:: Your instructions ::
If a line in the listing below includes the word "title", pick it out.

:: Provided data ::
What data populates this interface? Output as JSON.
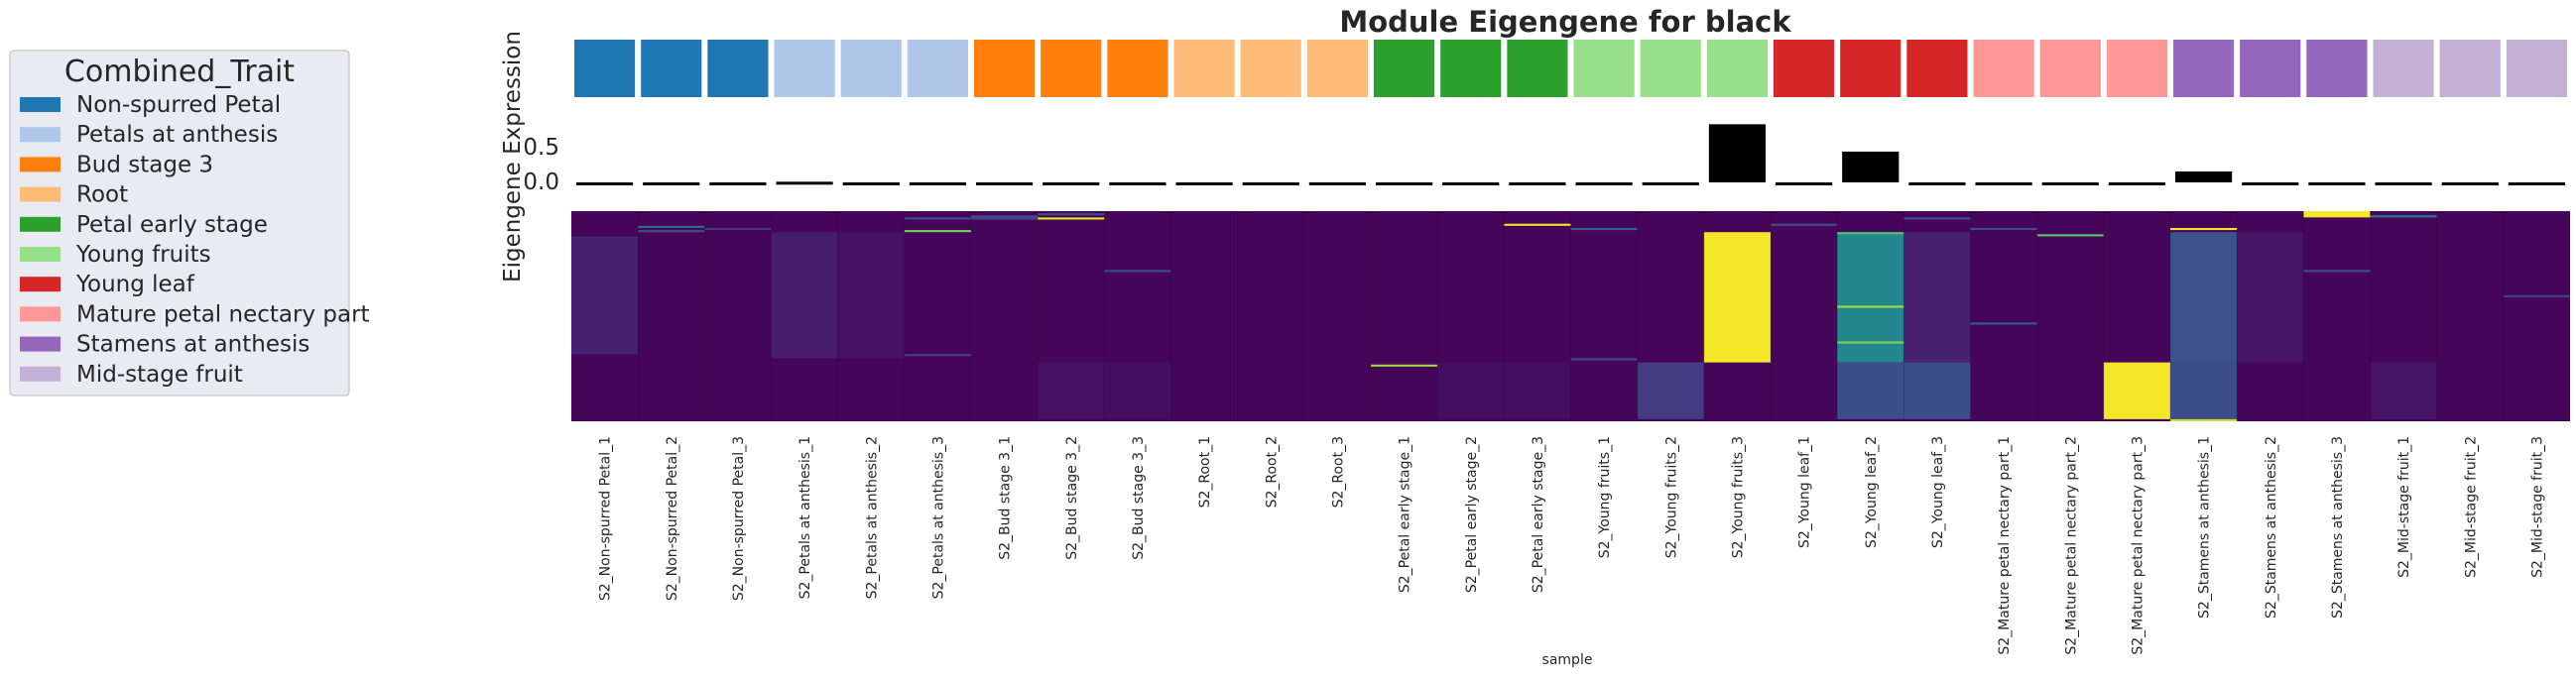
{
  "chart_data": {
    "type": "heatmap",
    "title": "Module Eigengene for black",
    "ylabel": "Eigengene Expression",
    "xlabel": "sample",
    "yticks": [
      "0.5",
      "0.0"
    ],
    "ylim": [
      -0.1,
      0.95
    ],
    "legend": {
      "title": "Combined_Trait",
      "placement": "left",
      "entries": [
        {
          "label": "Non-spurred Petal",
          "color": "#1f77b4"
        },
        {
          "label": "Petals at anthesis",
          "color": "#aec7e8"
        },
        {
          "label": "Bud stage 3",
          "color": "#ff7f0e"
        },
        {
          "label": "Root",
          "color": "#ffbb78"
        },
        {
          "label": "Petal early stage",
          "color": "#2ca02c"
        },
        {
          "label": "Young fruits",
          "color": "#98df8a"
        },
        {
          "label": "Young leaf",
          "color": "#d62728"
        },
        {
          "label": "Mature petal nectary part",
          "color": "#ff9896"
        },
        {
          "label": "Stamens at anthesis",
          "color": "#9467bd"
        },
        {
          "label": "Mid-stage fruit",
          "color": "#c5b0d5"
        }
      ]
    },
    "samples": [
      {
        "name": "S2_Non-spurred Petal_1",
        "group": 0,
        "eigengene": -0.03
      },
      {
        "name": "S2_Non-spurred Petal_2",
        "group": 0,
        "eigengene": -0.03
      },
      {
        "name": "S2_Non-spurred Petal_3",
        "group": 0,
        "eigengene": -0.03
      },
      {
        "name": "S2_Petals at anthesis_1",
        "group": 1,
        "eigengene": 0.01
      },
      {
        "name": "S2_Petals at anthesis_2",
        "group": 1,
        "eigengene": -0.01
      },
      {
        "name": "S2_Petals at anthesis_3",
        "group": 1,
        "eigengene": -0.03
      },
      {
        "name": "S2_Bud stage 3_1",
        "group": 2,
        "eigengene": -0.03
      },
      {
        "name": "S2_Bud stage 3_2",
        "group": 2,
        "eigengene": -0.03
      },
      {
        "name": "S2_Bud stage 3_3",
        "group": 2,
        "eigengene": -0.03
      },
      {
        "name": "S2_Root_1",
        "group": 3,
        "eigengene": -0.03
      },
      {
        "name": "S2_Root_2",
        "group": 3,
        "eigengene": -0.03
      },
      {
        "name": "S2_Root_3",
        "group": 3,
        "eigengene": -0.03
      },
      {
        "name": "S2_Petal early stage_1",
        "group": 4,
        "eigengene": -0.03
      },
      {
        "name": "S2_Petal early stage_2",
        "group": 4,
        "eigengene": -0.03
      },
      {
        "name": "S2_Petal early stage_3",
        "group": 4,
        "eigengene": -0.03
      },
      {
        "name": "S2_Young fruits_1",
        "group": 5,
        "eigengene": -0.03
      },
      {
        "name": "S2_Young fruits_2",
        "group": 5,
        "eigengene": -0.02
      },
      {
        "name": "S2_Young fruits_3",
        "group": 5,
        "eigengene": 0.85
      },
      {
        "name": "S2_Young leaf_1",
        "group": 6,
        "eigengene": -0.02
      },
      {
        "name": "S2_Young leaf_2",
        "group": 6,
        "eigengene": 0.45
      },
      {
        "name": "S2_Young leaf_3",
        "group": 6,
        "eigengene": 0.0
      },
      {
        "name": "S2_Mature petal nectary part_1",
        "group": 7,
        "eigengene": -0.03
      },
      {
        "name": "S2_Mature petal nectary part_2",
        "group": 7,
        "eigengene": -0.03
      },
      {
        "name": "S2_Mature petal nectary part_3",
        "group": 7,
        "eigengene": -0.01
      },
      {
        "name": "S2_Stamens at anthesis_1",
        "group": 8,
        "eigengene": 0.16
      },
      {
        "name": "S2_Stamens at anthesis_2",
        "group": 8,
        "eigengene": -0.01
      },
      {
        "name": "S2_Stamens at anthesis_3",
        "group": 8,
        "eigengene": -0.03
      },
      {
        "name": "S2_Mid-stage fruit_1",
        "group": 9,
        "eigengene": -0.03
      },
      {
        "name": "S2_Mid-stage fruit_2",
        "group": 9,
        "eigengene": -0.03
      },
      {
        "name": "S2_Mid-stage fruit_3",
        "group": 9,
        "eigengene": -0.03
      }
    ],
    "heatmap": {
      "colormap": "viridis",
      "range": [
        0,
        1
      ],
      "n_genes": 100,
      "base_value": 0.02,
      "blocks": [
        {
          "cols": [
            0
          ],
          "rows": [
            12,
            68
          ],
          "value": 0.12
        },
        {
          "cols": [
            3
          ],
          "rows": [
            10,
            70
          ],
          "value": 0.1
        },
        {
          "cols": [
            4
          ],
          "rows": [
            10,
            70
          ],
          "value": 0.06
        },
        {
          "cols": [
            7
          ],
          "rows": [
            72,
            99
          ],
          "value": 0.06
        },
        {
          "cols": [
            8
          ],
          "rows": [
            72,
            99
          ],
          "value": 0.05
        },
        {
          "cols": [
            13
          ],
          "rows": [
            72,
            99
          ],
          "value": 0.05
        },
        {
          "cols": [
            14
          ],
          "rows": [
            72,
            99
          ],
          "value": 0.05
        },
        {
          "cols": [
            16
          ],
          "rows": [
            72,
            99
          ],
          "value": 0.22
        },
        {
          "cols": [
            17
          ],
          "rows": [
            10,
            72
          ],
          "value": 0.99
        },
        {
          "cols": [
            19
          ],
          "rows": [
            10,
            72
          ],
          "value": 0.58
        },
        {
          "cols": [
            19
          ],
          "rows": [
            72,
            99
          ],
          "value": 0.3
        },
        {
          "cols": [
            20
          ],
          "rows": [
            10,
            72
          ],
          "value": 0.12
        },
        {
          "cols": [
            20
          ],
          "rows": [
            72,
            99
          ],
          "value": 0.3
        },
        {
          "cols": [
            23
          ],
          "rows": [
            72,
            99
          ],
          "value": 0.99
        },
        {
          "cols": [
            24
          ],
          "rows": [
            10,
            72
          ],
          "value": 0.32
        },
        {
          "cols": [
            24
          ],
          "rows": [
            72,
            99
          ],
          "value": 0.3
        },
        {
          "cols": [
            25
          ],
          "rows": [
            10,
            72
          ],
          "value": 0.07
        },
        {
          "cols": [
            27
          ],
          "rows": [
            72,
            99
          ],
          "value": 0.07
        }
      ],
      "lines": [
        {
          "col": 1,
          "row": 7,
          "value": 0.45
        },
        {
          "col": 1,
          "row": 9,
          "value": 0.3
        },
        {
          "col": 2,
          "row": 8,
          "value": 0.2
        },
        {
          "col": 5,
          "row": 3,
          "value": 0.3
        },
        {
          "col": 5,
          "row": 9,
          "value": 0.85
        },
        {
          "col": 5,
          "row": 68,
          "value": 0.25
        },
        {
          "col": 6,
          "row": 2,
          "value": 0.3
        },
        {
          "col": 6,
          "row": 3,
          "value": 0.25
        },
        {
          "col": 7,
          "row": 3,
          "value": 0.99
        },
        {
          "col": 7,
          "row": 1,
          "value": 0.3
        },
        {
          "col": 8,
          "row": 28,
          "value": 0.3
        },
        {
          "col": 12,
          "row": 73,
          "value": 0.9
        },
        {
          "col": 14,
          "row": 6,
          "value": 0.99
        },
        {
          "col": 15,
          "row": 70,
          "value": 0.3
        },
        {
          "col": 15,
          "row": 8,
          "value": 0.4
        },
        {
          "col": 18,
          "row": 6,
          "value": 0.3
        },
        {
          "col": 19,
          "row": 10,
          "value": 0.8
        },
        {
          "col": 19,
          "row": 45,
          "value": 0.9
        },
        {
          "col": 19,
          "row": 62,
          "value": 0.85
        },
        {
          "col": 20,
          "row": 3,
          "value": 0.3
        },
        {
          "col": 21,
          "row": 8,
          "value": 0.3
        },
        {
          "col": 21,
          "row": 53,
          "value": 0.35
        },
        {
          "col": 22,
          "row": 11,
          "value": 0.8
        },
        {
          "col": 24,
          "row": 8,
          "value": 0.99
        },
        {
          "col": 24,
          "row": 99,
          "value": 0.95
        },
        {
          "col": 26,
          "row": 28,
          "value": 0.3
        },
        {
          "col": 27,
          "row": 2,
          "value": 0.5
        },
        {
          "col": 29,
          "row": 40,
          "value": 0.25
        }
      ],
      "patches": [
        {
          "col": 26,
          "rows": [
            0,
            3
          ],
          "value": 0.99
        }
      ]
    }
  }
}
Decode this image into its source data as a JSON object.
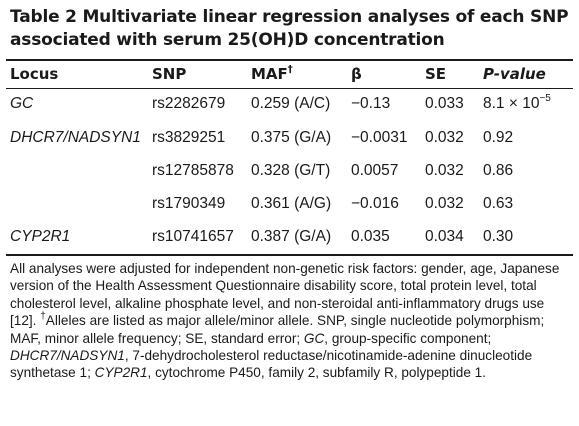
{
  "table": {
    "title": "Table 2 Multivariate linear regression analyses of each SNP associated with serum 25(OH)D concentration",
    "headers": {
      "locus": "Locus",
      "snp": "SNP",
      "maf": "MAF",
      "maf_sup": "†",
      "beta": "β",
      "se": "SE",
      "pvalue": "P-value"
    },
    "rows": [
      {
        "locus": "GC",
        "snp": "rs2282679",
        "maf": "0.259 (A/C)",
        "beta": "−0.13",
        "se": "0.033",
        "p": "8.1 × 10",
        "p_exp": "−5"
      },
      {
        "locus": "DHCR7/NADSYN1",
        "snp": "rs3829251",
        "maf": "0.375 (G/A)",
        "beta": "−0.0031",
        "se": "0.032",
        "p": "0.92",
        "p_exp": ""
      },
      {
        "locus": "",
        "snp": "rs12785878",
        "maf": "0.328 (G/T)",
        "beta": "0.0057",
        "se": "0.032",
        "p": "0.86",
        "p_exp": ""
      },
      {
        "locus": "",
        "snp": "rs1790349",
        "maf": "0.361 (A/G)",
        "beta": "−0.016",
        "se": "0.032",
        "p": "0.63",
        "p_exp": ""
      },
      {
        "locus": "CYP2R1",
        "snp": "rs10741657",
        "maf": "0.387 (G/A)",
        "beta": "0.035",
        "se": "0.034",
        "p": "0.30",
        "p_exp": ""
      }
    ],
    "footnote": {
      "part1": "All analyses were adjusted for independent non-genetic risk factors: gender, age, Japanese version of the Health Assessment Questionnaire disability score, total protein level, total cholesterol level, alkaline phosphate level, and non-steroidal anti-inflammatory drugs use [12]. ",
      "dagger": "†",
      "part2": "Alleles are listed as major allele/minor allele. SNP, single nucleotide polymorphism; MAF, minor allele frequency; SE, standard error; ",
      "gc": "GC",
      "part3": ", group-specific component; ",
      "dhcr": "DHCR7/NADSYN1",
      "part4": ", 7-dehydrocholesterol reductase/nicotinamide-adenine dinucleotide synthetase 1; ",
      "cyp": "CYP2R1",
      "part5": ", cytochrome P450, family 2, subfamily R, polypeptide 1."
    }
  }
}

:: Response to this task ::
    "title": "Module Eigengene for black",
      "title": "Combined_Trait",
    "title": "Table 2 Multivariate linear regression analyses of each SNP associated with serum 25(OH)D concentration",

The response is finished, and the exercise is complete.